* [Extract]

↓↓↓

Power-Carter grew up in rural Georgia and is a first-generation college graduate. Her mother was assistant director of a day care center, and her father did paint and auto work for General Motors.

“My parents instilled in me and my sister the value of a good education, hard work and being responsible. We had to excel academically,” she said.

Power-Carter, also an associate professor in the IU School of Education, expects to instill an academically nurturing and caring environment at the Neal-Marshall Black Culture Center, which is located at 275 N. Jordan Ave. in Bloomington. She succeeded Audrey McCluskey as its director on Aug. 1.

Only the third director since the center’s building was dedicated in 2002, Power-Carter sees four tenets as being essential to its success: academic excellence, student services, recruitment and retention, and community building. She is seeking to create an environment that makes the IU Bloomington campus seem a little smaller by offering student services and academic support and by partnering with other campus resources.

She also wants to make the center a home-away-from-home for IU students, particularly Black students.

↑↑↑

According to the profile, whom did Power-Carter succeed as director of the Neal-Marshall Black Culture Center? The entries come from a separate source and are unrelated to the profile.

* [Listed entries]

↓↓↓

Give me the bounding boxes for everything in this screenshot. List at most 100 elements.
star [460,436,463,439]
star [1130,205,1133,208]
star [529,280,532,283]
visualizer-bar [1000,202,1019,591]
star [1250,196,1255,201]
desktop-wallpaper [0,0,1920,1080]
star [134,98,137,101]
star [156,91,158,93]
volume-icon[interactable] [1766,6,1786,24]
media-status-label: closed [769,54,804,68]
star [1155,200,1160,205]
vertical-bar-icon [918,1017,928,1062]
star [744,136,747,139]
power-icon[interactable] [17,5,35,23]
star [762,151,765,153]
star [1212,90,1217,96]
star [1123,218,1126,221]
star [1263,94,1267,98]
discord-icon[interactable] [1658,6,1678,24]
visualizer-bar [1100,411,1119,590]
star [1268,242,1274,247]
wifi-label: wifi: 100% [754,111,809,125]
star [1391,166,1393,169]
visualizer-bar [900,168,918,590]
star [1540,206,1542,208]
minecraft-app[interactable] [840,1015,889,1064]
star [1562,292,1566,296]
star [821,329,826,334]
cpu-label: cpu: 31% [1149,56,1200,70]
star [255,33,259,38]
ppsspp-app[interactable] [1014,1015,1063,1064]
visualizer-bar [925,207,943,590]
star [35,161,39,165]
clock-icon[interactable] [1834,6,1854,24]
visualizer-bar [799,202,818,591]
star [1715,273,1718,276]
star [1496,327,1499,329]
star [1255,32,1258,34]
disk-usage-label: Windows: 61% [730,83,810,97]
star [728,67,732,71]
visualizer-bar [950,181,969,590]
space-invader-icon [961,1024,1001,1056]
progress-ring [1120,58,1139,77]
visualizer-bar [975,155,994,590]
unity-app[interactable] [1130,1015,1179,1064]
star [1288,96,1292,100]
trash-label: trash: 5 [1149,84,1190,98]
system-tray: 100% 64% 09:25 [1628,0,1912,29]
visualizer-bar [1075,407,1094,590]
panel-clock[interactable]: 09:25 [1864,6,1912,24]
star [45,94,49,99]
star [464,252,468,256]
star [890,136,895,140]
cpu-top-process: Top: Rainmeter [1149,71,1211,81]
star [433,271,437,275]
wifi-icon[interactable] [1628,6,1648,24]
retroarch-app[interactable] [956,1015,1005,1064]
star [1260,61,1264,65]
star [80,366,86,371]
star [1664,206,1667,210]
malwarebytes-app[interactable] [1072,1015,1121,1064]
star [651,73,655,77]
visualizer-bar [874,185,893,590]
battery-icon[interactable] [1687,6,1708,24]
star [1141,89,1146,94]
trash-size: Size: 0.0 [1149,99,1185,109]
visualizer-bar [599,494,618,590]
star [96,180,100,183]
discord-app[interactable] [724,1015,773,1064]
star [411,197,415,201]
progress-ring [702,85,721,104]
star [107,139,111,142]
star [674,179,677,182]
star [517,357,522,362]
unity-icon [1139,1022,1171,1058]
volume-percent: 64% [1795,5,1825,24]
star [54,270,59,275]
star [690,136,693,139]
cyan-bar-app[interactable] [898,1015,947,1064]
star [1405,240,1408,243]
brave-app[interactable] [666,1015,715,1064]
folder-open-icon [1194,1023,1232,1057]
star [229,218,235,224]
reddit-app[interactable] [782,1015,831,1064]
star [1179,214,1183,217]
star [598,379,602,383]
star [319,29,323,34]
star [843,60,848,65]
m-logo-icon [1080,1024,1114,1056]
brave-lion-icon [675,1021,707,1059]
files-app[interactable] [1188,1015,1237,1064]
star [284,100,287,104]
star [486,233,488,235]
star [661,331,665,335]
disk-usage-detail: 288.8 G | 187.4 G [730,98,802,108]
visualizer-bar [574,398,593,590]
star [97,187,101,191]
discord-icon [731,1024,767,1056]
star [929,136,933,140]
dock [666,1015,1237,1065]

↑↑↑

* [Result] Audrey McCluskey.